:: Dataset extract ::
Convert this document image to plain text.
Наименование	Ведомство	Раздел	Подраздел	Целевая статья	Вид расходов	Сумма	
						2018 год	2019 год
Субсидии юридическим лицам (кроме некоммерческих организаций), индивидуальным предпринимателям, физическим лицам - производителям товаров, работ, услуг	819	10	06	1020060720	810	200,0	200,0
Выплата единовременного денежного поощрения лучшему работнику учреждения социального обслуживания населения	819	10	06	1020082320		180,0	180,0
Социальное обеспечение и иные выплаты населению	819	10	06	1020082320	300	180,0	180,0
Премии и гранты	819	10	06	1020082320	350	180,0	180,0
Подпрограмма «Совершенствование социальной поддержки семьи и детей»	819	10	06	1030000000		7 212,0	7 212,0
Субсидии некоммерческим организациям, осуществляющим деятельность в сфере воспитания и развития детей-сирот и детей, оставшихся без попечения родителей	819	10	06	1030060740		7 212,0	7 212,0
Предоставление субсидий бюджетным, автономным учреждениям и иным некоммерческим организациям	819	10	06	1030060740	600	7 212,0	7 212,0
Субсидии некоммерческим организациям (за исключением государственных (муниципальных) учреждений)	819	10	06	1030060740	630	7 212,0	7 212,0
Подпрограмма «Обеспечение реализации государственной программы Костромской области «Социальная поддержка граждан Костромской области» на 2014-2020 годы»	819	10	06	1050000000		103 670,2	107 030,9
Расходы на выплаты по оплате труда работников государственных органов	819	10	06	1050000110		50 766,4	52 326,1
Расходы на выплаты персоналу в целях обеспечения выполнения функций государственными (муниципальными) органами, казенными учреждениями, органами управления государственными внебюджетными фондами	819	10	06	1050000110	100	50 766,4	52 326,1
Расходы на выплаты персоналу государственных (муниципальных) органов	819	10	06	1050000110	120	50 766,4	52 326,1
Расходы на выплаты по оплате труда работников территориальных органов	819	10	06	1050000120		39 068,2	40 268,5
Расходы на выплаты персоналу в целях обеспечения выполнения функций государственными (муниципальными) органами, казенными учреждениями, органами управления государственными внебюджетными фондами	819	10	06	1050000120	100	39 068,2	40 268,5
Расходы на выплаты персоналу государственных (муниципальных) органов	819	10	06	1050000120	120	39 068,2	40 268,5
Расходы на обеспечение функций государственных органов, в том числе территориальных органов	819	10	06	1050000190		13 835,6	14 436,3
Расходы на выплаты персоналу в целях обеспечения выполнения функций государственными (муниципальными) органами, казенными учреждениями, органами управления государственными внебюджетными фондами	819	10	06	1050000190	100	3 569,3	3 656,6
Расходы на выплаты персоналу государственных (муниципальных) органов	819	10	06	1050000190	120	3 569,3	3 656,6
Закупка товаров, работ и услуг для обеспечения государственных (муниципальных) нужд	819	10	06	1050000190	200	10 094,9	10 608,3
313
:::
Challenge:
Retype every record above exactly as written.

Problem solution:
Convert this document image to plain text.
Наименование	Ведомство	Раздел	Подраздел	Целевая статья	Вид расходов	Сумма	
						2018 год	2019 год
Субсидии юридическим лицам (кроме некоммерческих организаций), индивидуальным предпринимателям, физическим лицам - производителям товаров, работ, услуг	819	10	06	1020060720	810	200,0	200,0
Выплата единовременного денежного поощрения лучшему работнику учреждения социального обслуживания населения	819	10	06	1020082320		180,0	180,0
Социальное обеспечение и иные выплаты населению	819	10	06	1020082320	300	180,0	180,0
Премии и гранты	819	10	06	1020082320	350	180,0	180,0
Подпрограмма «Совершенствование социальной поддержки семьи и детей»	819	10	06	1030000000		7 212,0	7 212,0
Субсидии некоммерческим организациям, осуществляющим деятельность в сфере воспитания и развития детей-сирот и детей, оставшихся без попечения родителей	819	10	06	1030060740		7 212,0	7 212,0
Предоставление субсидий бюджетным, автономным учреждениям и иным некоммерческим организациям	819	10	06	1030060740	600	7 212,0	7 212,0
Субсидии некоммерческим организациям (за исключением государственных (муниципальных) учреждений)	819	10	06	1030060740	630	7 212,0	7 212,0
Подпрограмма «Обеспечение реализации государственной программы Костромской области «Социальная поддержка граждан Костромской области» на 2014-2020 годы»	819	10	06	1050000000		103 670,2	107 030,9
Расходы на выплаты по оплате труда работников государственных органов	819	10	06	1050000110		50 766,4	52 326,1
Расходы на выплаты персоналу в целях обеспечения выполнения функций государственными (муниципальными) органами, казенными учреждениями, органами управления государственными внебюджетными фондами	819	10	06	1050000110	100	50 766,4	52 326,1
Расходы на выплаты персоналу государственных (муниципальных) органов	819	10	06	1050000110	120	50 766,4	52 326,1
Расходы на выплаты по оплате труда работников территориальных органов	819	10	06	1050000120		39 068,2	40 268,5
Расходы на выплаты персоналу в целях обеспечения выполнения функций государственными (муниципальными) органами, казенными учреждениями, органами управления государственными внебюджетными фондами	819	10	06	1050000120	100	39 068,2	40 268,5
Расходы на выплаты персоналу государственных (муниципальных) органов	819	10	06	1050000120	120	39 068,2	40 268,5
Расходы на обеспечение функций государственных органов, в том числе территориальных органов	819	10	06	1050000190		13 835,6	14 436,3
Расходы на выплаты персоналу в целях обеспечения выполнения функций государственными (муниципальными) органами, казенными учреждениями, органами управления государственными внебюджетными фондами	819	10	06	1050000190	100	3 569,3	3 656,6
Расходы на выплаты персоналу государственных (муниципальных) органов	819	10	06	1050000190	120	3 569,3	3 656,6
Закупка товаров, работ и услуг для обеспечения государственных (муниципальных) нужд	819	10	06	1050000190	200	10 094,9	10 608,3
313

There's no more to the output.